WHAT YOU HAVE TO DO: Where does the string "along" occur in the records? Copy each line that holds it.

PROVIDED MATERIAL Start Marker

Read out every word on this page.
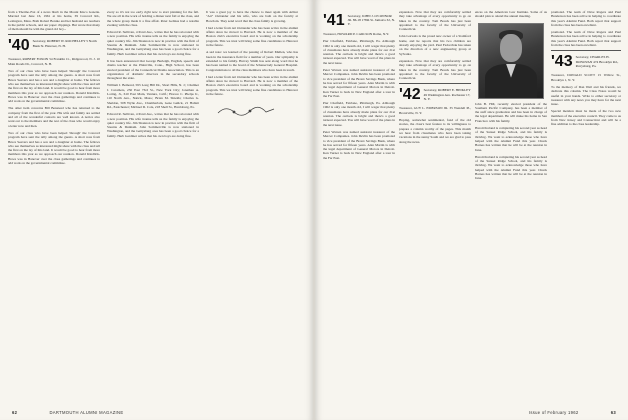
from a Thermo-Fax of a news blurb in the Mount Kisco Gazette. Married last June 16, 1961 at his home, 39 Concord Rd., Lexington, Mass. Both Robert Bonnie and her husband are teachers in the public schools, and our paper clippings. But wrote that many of them should be with the grand old boy...

'40 Secretary, ROBERT W. ROCHELLEY 5 North Bank St. Hanover, N. H.

Treasurer, ROBERT FOXON 54 Franklin Ct., Ridgewood, N. J. 10 Main Roads Dr., Concord, N. H.

Two of our class who have been helped 'through' the Concord program have sent the tally among the guests. A short note from Bruce Seevers and has a son and a daughter at home. The fellows who see themselves as interested might share with the class and tell the first on the lay of this land. It would be good to hear from more members this year as we approach our reunion. Donald Kindlick-Howe was in Hanover over the class gatherings and continues to add work on the governmental committee.

The other item concerns Bill Benstead who has returned to the company from the first of the year. His wife and family are settled and all of the wonderful contacts are well known. A notice also went out to the members and the rest of the class who would enjoy a letter now and then.

Two of our class who have been helped 'through' the Concord program have sent the tally among the guests. A short note from Bruce Seevers and has a son and a daughter at home. The fellows who see themselves as interested might share with the class and tell the first on the lay of this land. It would be good to hear from more members this year as we approach our reunion. Donald Kindlick-Howe was in Hanover over the class gatherings and continues to add work on the governmental committee.

every so it's not too early right now to start planning for the fall. We are all in the work of holding a dinner next fall at the class, and the whole group made it a fine affair. Peter Gelinas had a notable evening with the class.

Edward R. Sullivan, 4 Pond Ave., writes that he has relocated with a new position. His wife Jeanne tells us the family is enjoying the quiet country life. Jim Shannon is now in practice with the firm of Stearns & Dunham. John Sommerville is now stationed in Washington, and the Gettysburg area has been a good choice for a family. Herb Gardiner writes that his own boys are doing fine.

It has been announced that George Burleigh, English, speech and drama teacher at the Plainville, Conn., High School, has been elected president of the Connecticut Drama Association. This is an organization of dramatic directors in the secondary schools throughout the state.

William J. Bemond, 593 Long Hill Dr., Short Hills, N. J.; Chalmer J. Carothers, 230 East 73rd St., New York City; Jonathan A. Loring, Jr., 610 East Main, Ventura, Calif.; Horace C. Phelps Jr., 110 North Ave., Natick, Mass.; Brian M. Shields; Charles G. Sheldon, 508 Wylie Ave., Chamberlain, Gene Gulick, 21 Hallett Rd., Eastchester; Michael D. Cole, 218 Shell St., Harrisburg, Pa.

Edward R. Sullivan, 4 Pond Ave., writes that he has relocated with a new position. His wife Jeanne tells us the family is enjoying the quiet country life. Jim Shannon is now in practice with the firm of Stearns & Dunham. John Sommerville is now stationed in Washington, and the Gettysburg area has been a good choice for a family. Herb Gardiner writes that his own boys are doing fine.

It was a great joy to have the chance to meet again with Arthur "Art" Ostrander and his wife, who are both on the faculty at Bowdoin. They send word that the class family is growing.

I had a letter from Art Ostrander who has been active in the alumni affairs since he moved to Harvard. He is now a member of the Boston club's executive board and is working on the scholarship program. This we trust will bring some fine candidates to Hanover in the future.

A sad note: we learned of the passing of Robert Mullen, who has been in the insurance field for a number of years. Our sympathy is extended to his family. Harvey Smith has sent along word that he has been named to the board of the Schenectady General Hospital. Congratulations to all the class members who have been in touch.

I had a letter from Art Ostrander who has been active in the alumni affairs since he moved to Harvard. He is now a member of the Boston club's executive board and is working on the scholarship program. This we trust will bring some fine candidates to Hanover in the future.

62	DARTMOUTH ALUMNI MAGAZINE
'41 Secretary, JOHN J. O'CONNOR JR. 86-18 178th St. Jamaica 32, N. Y.

Treasurer, HOWARD P. CARLSON Rome, N.Y.

Pier Chatfield, Fairlane, Pittsburgh, Pa. Although 1962 is only one month old, I will wager that plenty of classmates have already made plans for our 21st reunion. The outlook is bright and there's a good turnout expected. You will have word of the plans in the next issue.

Peter Warren was named assistant treasurer of the Mercer Companies. John Devlin has been promoted to vice president of the Bronx Savings Bank, where he has served for fifteen years. Alan Martin is with the legal department of General Motors in Detroit. Ken Turner is back in New England after a tour in the Far East.

Pier Chatfield, Fairlane, Pittsburgh, Pa. Although 1962 is only one month old, I will wager that plenty of classmates have already made plans for our 21st reunion. The outlook is bright and there's a good turnout expected. You will have word of the plans in the next issue.

Peter Warren was named assistant treasurer of the Mercer Companies. John Devlin has been promoted to vice president of the Bronx Savings Bank, where he has served for fifteen years. Alan Martin is with the legal department of General Motors in Detroit. Ken Turner is back in New England after a tour in the Far East.

expansion. Now that they are comfortably settled they take advantage of every opportunity to go on hikes in the country. Tom Bouck has just been appointed to the faculty of the University of Connecticut.

John Gotwals is the proud new owner of a Stamford home, and he reports that his two children are already enjoying the yard. Paul Fedorchak has taken on the direction of a new engineering group at Sylvania.

expansion. Now that they are comfortably settled they take advantage of every opportunity to go on hikes in the country. Tom Bouck has just been appointed to the faculty of the University of Connecticut.

'42 Secretary, ROBERT E. HINKLEY 49 Washington Ave. Rochester 17, N. Y.

Treasurer, GUY L. EMERSON JR. 35 Wendell Pl., Bronxville, N. Y.

Hoping, somewhat sentimental, fond of the old stories, the class's best feature is its willingness to prepare a column worthy of the pages. This month we hear from classmates who have been taking vacations in the sunny South and we are glad to pass along the news.

ences on the American Law Institute. Some of us should plan to attend the annual meeting.

John B. Hill, recently elected president of the Southern Pacific Company, has been a member of the staff since graduation and has been in charge of the legal department. He will make his home in San Francisco with his family.

Harold Ireland is completing his second year as head of the Sunset Ridge School, and his family is thriving. We want to acknowledge those who have helped with the Alumni Fund this year. Chuck Barnes has written that he will be at the reunion in June.

Harold Ireland is completing his second year as head of the Sunset Ridge School, and his family is thriving. We want to acknowledge those who have helped with the Alumni Fund this year. Chuck Barnes has written that he will be at the reunion in June.

promoted. The team of Dave Rogers and Paul Henderson has been active in helping to coordinate this year's Alumni Fund. Both report that support from the class has been excellent.

promoted. The team of Dave Rogers and Paul Henderson has been active in helping to coordinate this year's Alumni Fund. Both report that support from the class has been excellent.

'43 Secretary, CHARLES H. DONOVAN 474 Brooklyn Rd., Perrysburg, Pa.

Treasurer, DONALD SCOTT 15 Willow St., Brooklyn 1, N. Y.

To the memory of Dan Weil and his friends, we dedicate this column. The Class Notes would be useful in your hands. Write to either secretary or treasurer with any news you may have for the next issue.

Special mention must be made of the two new members of the executive council. They come to us from New Jersey and Connecticut and will be a fine addition to the class leadership.

Issue of February 1962	63
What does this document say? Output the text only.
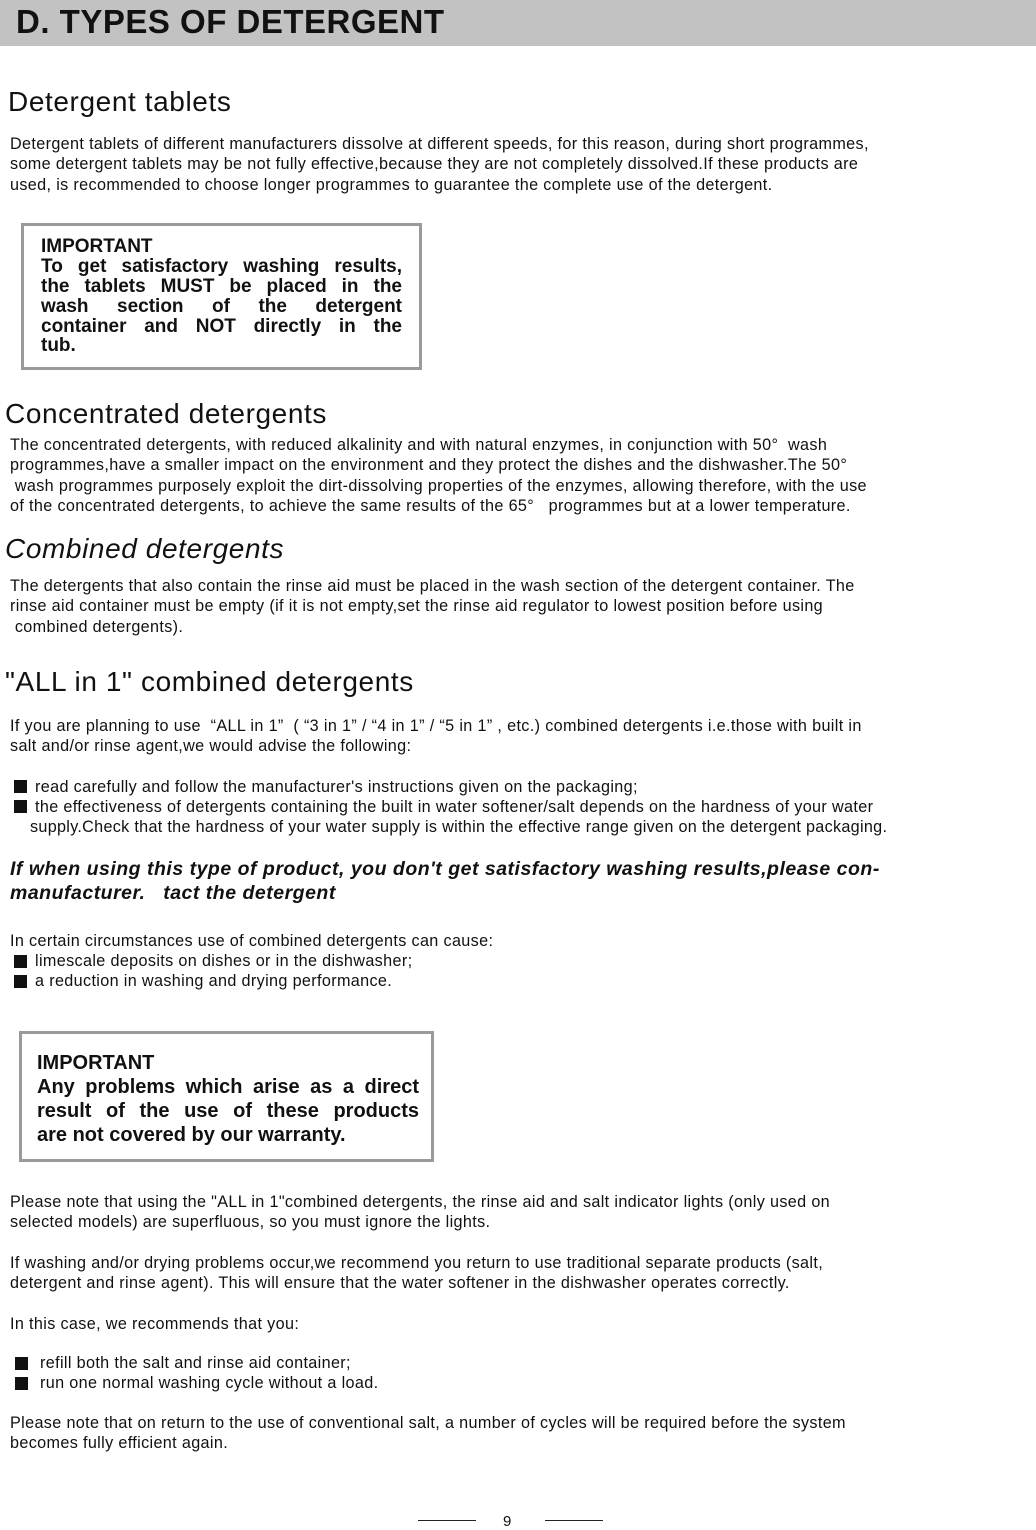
D. TYPES OF DETERGENT
Detergent tablets

Detergent tablets of different manufacturers dissolve at different speeds, for this reason, during short programmes,
some detergent tablets may be not fully effective,because they are not completely dissolved.If these products are
used, is recommended to choose longer programmes to guarantee the complete use of the detergent.

IMPORTANT

To get satisfactory washing results,

the tablets MUST be placed in the

wash section of the detergent

container and NOT directly in the

tub.

Concentrated detergents

The concentrated detergents, with reduced alkalinity and with natural enzymes, in conjunction with 50°  wash
programmes,have a smaller impact on the environment and they protect the dishes and the dishwasher.The 50°
wash programmes purposely exploit the dirt-dissolving properties of the enzymes, allowing therefore, with the use
of the concentrated detergents, to achieve the same results of the 65°   programmes but at a lower temperature.

Combined detergents

The detergents that also contain the rinse aid must be placed in the wash section of the detergent container. The
rinse aid container must be empty (if it is not empty,set the rinse aid regulator to lowest position before using
combined detergents).

"ALL in 1" combined detergents

If you are planning to use  “ALL in 1”  ( “3 in 1” / “4 in 1” / “5 in 1” , etc.) combined detergents i.e.those with built in
salt and/or rinse agent,we would advise the following:

read carefully and follow the manufacturer's instructions given on the packaging;

the effectiveness of detergents containing the built in water softener/salt depends on the hardness of your water

supply.Check that the hardness of your water supply is within the effective range given on the detergent packaging.

If when using this type of product, you don't get satisfactory washing results,please con-
manufacturer.   tact the detergent

In certain circumstances use of combined detergents can cause:

limescale deposits on dishes or in the dishwasher;

a reduction in washing and drying performance.

IMPORTANT

Any problems which arise as a direct

result of the use of these products

are not covered by our warranty.

Please note that using the "ALL in 1"combined detergents, the rinse aid and salt indicator lights (only used on
selected models) are superfluous, so you must ignore the lights.

If washing and/or drying problems occur,we recommend you return to use traditional separate products (salt,
detergent and rinse agent). This will ensure that the water softener in the dishwasher operates correctly.

In this case, we recommends that you:

refill both the salt and rinse aid container;

run one normal washing cycle without a load.

Please note that on return to the use of conventional salt, a number of cycles will be required before the system
becomes fully efficient again.

9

PROVIDED MATERIAL End Marker

REPLY:
A sad note: we learned of the passing of Robert Mullen, who has been in the insurance field for a number of years. Our sympathy is extended to his family. Harvey Smith has sent along word that he has been named to the board of the Schenectady General Hospital. Congratulations to all the class members who have been in touch.
Hoping, somewhat sentimental, fond of the old stories, the class's best feature is its willingness to prepare a column worthy of the pages. This month we hear from classmates who have been taking vacations in the sunny South and we are glad to pass along the news.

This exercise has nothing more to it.